Start DATA TO USE

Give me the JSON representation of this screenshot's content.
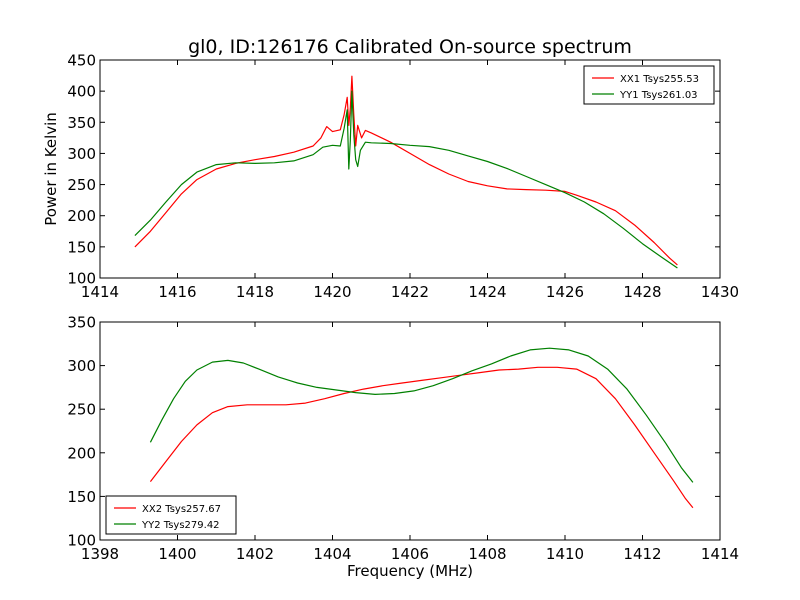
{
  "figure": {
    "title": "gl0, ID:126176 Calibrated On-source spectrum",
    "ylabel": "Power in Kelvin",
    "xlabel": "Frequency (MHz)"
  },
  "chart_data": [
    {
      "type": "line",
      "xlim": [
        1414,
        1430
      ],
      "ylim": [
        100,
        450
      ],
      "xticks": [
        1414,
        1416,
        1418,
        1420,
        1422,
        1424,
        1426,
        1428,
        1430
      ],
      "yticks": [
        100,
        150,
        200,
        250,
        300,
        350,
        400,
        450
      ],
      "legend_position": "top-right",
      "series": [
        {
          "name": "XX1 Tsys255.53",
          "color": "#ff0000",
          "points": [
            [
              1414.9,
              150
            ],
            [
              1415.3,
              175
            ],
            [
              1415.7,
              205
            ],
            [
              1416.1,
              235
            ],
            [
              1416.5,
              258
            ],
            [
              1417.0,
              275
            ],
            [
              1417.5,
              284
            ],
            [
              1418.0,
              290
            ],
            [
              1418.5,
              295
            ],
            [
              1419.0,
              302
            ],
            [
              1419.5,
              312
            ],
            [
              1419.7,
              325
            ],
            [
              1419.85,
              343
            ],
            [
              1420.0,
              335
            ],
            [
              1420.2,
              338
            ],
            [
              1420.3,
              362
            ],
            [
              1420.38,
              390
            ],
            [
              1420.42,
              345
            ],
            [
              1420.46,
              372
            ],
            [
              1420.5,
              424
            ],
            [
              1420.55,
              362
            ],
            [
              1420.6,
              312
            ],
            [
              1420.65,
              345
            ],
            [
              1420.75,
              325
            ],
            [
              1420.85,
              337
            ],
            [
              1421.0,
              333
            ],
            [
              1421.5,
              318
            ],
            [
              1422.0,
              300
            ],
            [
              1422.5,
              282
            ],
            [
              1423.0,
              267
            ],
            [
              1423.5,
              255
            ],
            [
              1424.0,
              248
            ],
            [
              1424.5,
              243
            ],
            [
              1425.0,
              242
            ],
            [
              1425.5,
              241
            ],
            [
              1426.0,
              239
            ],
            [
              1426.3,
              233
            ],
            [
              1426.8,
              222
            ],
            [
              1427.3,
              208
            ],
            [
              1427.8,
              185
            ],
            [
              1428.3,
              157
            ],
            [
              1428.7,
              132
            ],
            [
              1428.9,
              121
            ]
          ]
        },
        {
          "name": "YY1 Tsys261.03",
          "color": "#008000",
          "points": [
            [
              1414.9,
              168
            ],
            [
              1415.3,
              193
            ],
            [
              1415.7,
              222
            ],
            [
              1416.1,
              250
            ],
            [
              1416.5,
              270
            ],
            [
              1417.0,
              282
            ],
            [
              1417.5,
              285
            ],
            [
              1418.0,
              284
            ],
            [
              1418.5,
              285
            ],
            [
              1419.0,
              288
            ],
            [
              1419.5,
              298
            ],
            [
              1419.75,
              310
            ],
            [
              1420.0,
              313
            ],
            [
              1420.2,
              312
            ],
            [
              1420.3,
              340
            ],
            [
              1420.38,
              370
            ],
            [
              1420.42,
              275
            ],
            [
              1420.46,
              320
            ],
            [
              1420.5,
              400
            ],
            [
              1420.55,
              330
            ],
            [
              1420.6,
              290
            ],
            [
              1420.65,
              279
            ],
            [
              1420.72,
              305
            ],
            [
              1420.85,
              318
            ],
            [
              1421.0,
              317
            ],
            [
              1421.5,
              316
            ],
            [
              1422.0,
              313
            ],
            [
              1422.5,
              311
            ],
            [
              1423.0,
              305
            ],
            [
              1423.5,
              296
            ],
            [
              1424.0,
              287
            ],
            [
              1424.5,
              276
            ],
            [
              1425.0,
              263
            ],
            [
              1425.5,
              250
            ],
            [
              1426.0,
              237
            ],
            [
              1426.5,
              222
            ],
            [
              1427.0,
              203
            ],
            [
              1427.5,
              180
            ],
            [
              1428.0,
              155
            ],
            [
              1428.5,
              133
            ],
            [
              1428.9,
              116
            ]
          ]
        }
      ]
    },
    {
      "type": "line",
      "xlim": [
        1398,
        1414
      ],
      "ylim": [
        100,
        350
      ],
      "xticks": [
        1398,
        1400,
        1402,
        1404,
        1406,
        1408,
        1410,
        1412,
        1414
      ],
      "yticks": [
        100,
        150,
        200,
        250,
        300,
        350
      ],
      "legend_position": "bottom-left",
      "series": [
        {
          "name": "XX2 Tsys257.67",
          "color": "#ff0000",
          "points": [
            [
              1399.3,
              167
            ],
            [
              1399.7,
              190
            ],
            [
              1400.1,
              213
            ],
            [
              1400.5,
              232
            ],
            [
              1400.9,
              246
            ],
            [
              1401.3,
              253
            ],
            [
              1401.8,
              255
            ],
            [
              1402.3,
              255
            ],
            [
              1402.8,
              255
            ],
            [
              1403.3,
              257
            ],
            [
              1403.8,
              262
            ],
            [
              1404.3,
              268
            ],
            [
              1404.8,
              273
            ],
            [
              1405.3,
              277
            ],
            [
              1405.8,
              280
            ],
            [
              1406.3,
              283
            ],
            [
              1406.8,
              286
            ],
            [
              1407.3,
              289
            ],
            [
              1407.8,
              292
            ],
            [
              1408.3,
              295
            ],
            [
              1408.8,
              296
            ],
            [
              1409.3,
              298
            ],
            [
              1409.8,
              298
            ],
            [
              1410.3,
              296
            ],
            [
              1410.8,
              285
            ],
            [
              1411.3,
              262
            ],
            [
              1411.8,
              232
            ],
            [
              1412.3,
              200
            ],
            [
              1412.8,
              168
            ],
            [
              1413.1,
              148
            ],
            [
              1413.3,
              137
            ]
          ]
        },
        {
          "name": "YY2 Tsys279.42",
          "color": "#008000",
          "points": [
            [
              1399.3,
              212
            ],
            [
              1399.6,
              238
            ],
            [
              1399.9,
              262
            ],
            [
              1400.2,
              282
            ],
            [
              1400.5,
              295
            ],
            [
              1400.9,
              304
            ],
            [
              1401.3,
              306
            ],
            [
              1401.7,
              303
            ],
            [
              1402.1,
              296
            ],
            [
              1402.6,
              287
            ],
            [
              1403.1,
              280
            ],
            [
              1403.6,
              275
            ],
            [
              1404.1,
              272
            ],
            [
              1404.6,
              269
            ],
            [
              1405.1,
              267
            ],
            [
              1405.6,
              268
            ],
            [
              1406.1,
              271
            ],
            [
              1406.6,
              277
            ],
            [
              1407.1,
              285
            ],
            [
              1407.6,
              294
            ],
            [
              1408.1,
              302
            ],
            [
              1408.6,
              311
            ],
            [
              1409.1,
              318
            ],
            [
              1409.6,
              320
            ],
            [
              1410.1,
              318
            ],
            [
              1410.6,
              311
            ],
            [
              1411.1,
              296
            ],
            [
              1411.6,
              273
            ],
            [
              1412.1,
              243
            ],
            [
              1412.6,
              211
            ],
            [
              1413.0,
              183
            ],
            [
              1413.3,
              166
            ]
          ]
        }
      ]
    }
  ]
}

End DATA TO USE

Without the pictures, return all the records precisely as they stand.

Give me the JSON representation of this screenshot's content.
{
  "figure": {
    "title": "gl0, ID:126176 Calibrated On-source spectrum",
    "ylabel": "Power in Kelvin",
    "xlabel": "Frequency (MHz)"
  },
  "chart_data": [
    {
      "type": "line",
      "xlim": [
        1414,
        1430
      ],
      "ylim": [
        100,
        450
      ],
      "xticks": [
        1414,
        1416,
        1418,
        1420,
        1422,
        1424,
        1426,
        1428,
        1430
      ],
      "yticks": [
        100,
        150,
        200,
        250,
        300,
        350,
        400,
        450
      ],
      "legend_position": "top-right",
      "series": [
        {
          "name": "XX1 Tsys255.53",
          "color": "#ff0000",
          "points": [
            [
              1414.9,
              150
            ],
            [
              1415.3,
              175
            ],
            [
              1415.7,
              205
            ],
            [
              1416.1,
              235
            ],
            [
              1416.5,
              258
            ],
            [
              1417.0,
              275
            ],
            [
              1417.5,
              284
            ],
            [
              1418.0,
              290
            ],
            [
              1418.5,
              295
            ],
            [
              1419.0,
              302
            ],
            [
              1419.5,
              312
            ],
            [
              1419.7,
              325
            ],
            [
              1419.85,
              343
            ],
            [
              1420.0,
              335
            ],
            [
              1420.2,
              338
            ],
            [
              1420.3,
              362
            ],
            [
              1420.38,
              390
            ],
            [
              1420.42,
              345
            ],
            [
              1420.46,
              372
            ],
            [
              1420.5,
              424
            ],
            [
              1420.55,
              362
            ],
            [
              1420.6,
              312
            ],
            [
              1420.65,
              345
            ],
            [
              1420.75,
              325
            ],
            [
              1420.85,
              337
            ],
            [
              1421.0,
              333
            ],
            [
              1421.5,
              318
            ],
            [
              1422.0,
              300
            ],
            [
              1422.5,
              282
            ],
            [
              1423.0,
              267
            ],
            [
              1423.5,
              255
            ],
            [
              1424.0,
              248
            ],
            [
              1424.5,
              243
            ],
            [
              1425.0,
              242
            ],
            [
              1425.5,
              241
            ],
            [
              1426.0,
              239
            ],
            [
              1426.3,
              233
            ],
            [
              1426.8,
              222
            ],
            [
              1427.3,
              208
            ],
            [
              1427.8,
              185
            ],
            [
              1428.3,
              157
            ],
            [
              1428.7,
              132
            ],
            [
              1428.9,
              121
            ]
          ]
        },
        {
          "name": "YY1 Tsys261.03",
          "color": "#008000",
          "points": [
            [
              1414.9,
              168
            ],
            [
              1415.3,
              193
            ],
            [
              1415.7,
              222
            ],
            [
              1416.1,
              250
            ],
            [
              1416.5,
              270
            ],
            [
              1417.0,
              282
            ],
            [
              1417.5,
              285
            ],
            [
              1418.0,
              284
            ],
            [
              1418.5,
              285
            ],
            [
              1419.0,
              288
            ],
            [
              1419.5,
              298
            ],
            [
              1419.75,
              310
            ],
            [
              1420.0,
              313
            ],
            [
              1420.2,
              312
            ],
            [
              1420.3,
              340
            ],
            [
              1420.38,
              370
            ],
            [
              1420.42,
              275
            ],
            [
              1420.46,
              320
            ],
            [
              1420.5,
              400
            ],
            [
              1420.55,
              330
            ],
            [
              1420.6,
              290
            ],
            [
              1420.65,
              279
            ],
            [
              1420.72,
              305
            ],
            [
              1420.85,
              318
            ],
            [
              1421.0,
              317
            ],
            [
              1421.5,
              316
            ],
            [
              1422.0,
              313
            ],
            [
              1422.5,
              311
            ],
            [
              1423.0,
              305
            ],
            [
              1423.5,
              296
            ],
            [
              1424.0,
              287
            ],
            [
              1424.5,
              276
            ],
            [
              1425.0,
              263
            ],
            [
              1425.5,
              250
            ],
            [
              1426.0,
              237
            ],
            [
              1426.5,
              222
            ],
            [
              1427.0,
              203
            ],
            [
              1427.5,
              180
            ],
            [
              1428.0,
              155
            ],
            [
              1428.5,
              133
            ],
            [
              1428.9,
              116
            ]
          ]
        }
      ]
    },
    {
      "type": "line",
      "xlim": [
        1398,
        1414
      ],
      "ylim": [
        100,
        350
      ],
      "xticks": [
        1398,
        1400,
        1402,
        1404,
        1406,
        1408,
        1410,
        1412,
        1414
      ],
      "yticks": [
        100,
        150,
        200,
        250,
        300,
        350
      ],
      "legend_position": "bottom-left",
      "series": [
        {
          "name": "XX2 Tsys257.67",
          "color": "#ff0000",
          "points": [
            [
              1399.3,
              167
            ],
            [
              1399.7,
              190
            ],
            [
              1400.1,
              213
            ],
            [
              1400.5,
              232
            ],
            [
              1400.9,
              246
            ],
            [
              1401.3,
              253
            ],
            [
              1401.8,
              255
            ],
            [
              1402.3,
              255
            ],
            [
              1402.8,
              255
            ],
            [
              1403.3,
              257
            ],
            [
              1403.8,
              262
            ],
            [
              1404.3,
              268
            ],
            [
              1404.8,
              273
            ],
            [
              1405.3,
              277
            ],
            [
              1405.8,
              280
            ],
            [
              1406.3,
              283
            ],
            [
              1406.8,
              286
            ],
            [
              1407.3,
              289
            ],
            [
              1407.8,
              292
            ],
            [
              1408.3,
              295
            ],
            [
              1408.8,
              296
            ],
            [
              1409.3,
              298
            ],
            [
              1409.8,
              298
            ],
            [
              1410.3,
              296
            ],
            [
              1410.8,
              285
            ],
            [
              1411.3,
              262
            ],
            [
              1411.8,
              232
            ],
            [
              1412.3,
              200
            ],
            [
              1412.8,
              168
            ],
            [
              1413.1,
              148
            ],
            [
              1413.3,
              137
            ]
          ]
        },
        {
          "name": "YY2 Tsys279.42",
          "color": "#008000",
          "points": [
            [
              1399.3,
              212
            ],
            [
              1399.6,
              238
            ],
            [
              1399.9,
              262
            ],
            [
              1400.2,
              282
            ],
            [
              1400.5,
              295
            ],
            [
              1400.9,
              304
            ],
            [
              1401.3,
              306
            ],
            [
              1401.7,
              303
            ],
            [
              1402.1,
              296
            ],
            [
              1402.6,
              287
            ],
            [
              1403.1,
              280
            ],
            [
              1403.6,
              275
            ],
            [
              1404.1,
              272
            ],
            [
              1404.6,
              269
            ],
            [
              1405.1,
              267
            ],
            [
              1405.6,
              268
            ],
            [
              1406.1,
              271
            ],
            [
              1406.6,
              277
            ],
            [
              1407.1,
              285
            ],
            [
              1407.6,
              294
            ],
            [
              1408.1,
              302
            ],
            [
              1408.6,
              311
            ],
            [
              1409.1,
              318
            ],
            [
              1409.6,
              320
            ],
            [
              1410.1,
              318
            ],
            [
              1410.6,
              311
            ],
            [
              1411.1,
              296
            ],
            [
              1411.6,
              273
            ],
            [
              1412.1,
              243
            ],
            [
              1412.6,
              211
            ],
            [
              1413.0,
              183
            ],
            [
              1413.3,
              166
            ]
          ]
        }
      ]
    }
  ]
}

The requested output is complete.